Trecho da página:
******************************

Como dissemos na semana
passada, hoje apresentaremos
o diálogo entre Da.
Leocádia, que, depois de um
importante período de
depressão pela perda súbita
do marido, aceita o convite
e vai ao Centro Espírita
onde Chico se dedica ao
trabalho de mensagens, em
busca de conforto para sua
alma cansada. Após receber a
mensagem que ela julga
autêntica, a cidade entra em
frenesi e os filhos de D.
Leocádia trazem o pároco da
cidade para uma conversa com
a mãe.
Ouçamos o diálogo e a
firmeza no caráter daquela
que não tem dúvidas de que
encontrou na mensagem as
respostas para suas
aflições. Ouçamos a
narrativa de Victor Hugo, no
livro “Árdua Ascensão”
(colocamos as letras P e L
antes das falas do Pároco e
de D. Leocádia,
respectivamente, para
facilitar a compreensão):
– Isto ocorreu quando os
familiares preocupados lhe
trouxeram ao lar o sacerdote
católico, para um lanche, à
tarde, e posterior
conversação.
Gentilmente recebido, depois
das preliminares e das
divagações comuns, foi o
cura quem se adentrou no
assunto que o levara até
ali.
P - Reconhecemos o seu
natural estado de
perturbação, após o
falecimento do esposo. A
Igreja, portanto,
perdoar-lhe-á o pecado de
haver recorrido aos demônios
ou à charlatanice do nosso
pobre Chico, de todos nós
muito conhecido...

******************************

Material fornecido:
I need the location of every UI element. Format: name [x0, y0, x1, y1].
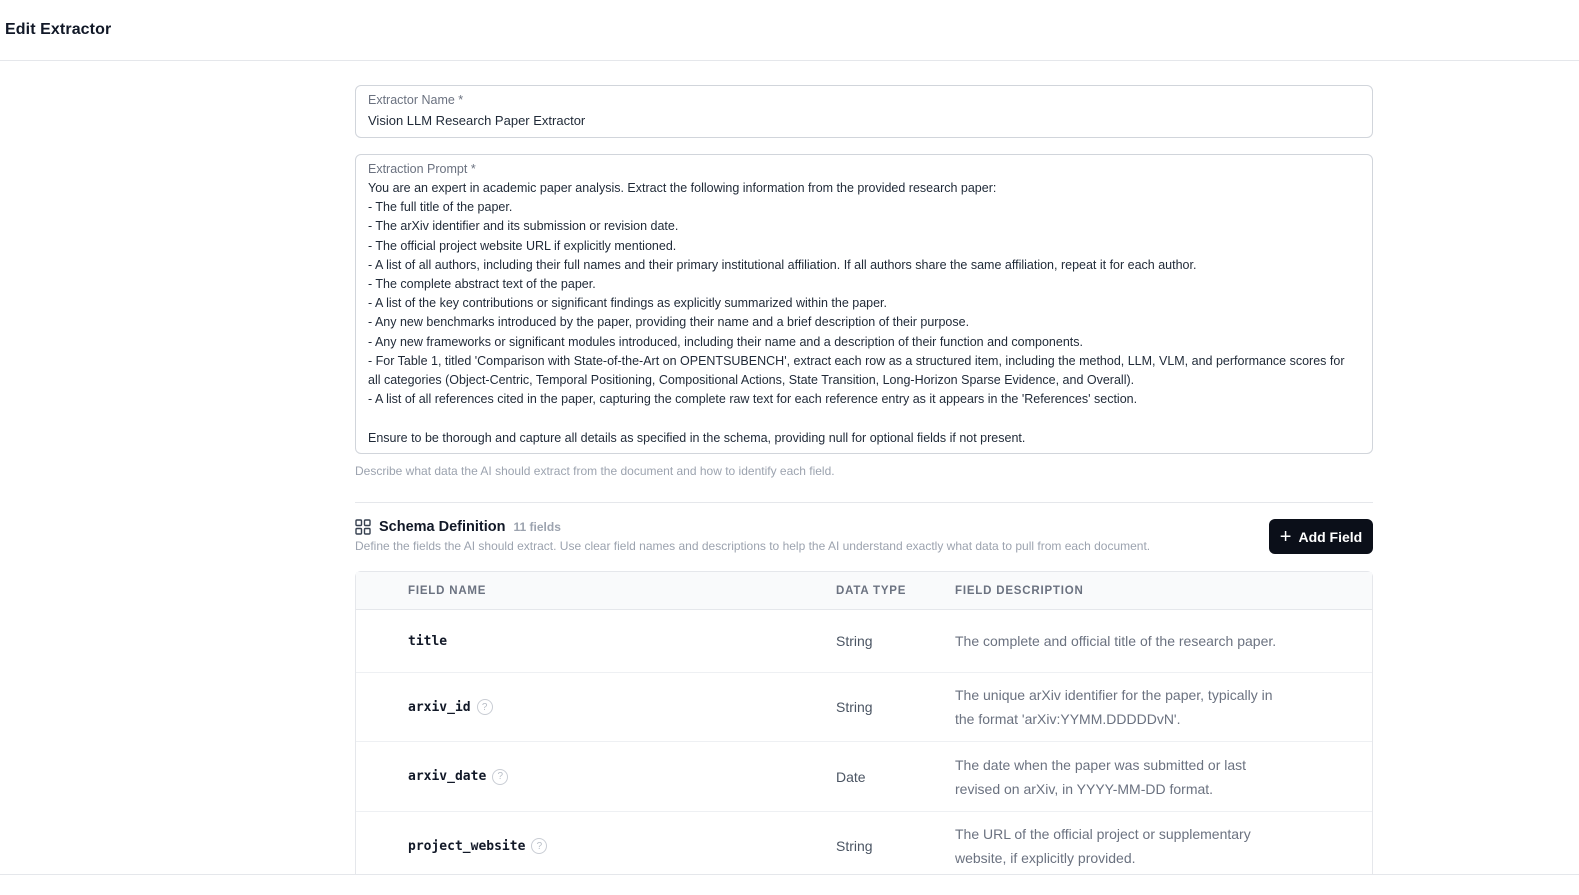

******************************

Exercícios:
a) Diga se cada afirmação está de acordo com o trecho sobre D. Leocádia e cite as palavras do texto que decidem: (i) D. Leocádia foi ao Centro Espírita depois de perder o marido de repente; (ii) foi o pároco quem levou D. Leocádia para a conversa; (iii) a letra L marca as falas do pároco.
b) Reproduza fielmente o trecho sobre D. Leocádia, começando em "(colocamos as letras" e indo até "conversação.".
O material não é usado nesta atividade.

Respostas por tarefa:
a)
(i) Sim: "depois de um importante período de depressão pela perda súbita do marido, aceita o convite e vai ao Centro Espírita".
(ii) Não: "os filhos de D. Leocádia trazem o pároco da cidade para uma conversa com a mãe".
(iii) Não: "colocamos as letras P e L antes das falas do Pároco e de D. Leocádia, respectivamente".

b)
(colocamos as letras P e L
antes das falas do Pároco e
de D. Leocádia,
respectivamente, para
facilitar a compreensão):
– Isto ocorreu quando os
familiares preocupados lhe
trouxeram ao lar o sacerdote
católico, para um lanche, à
tarde, e posterior
conversação.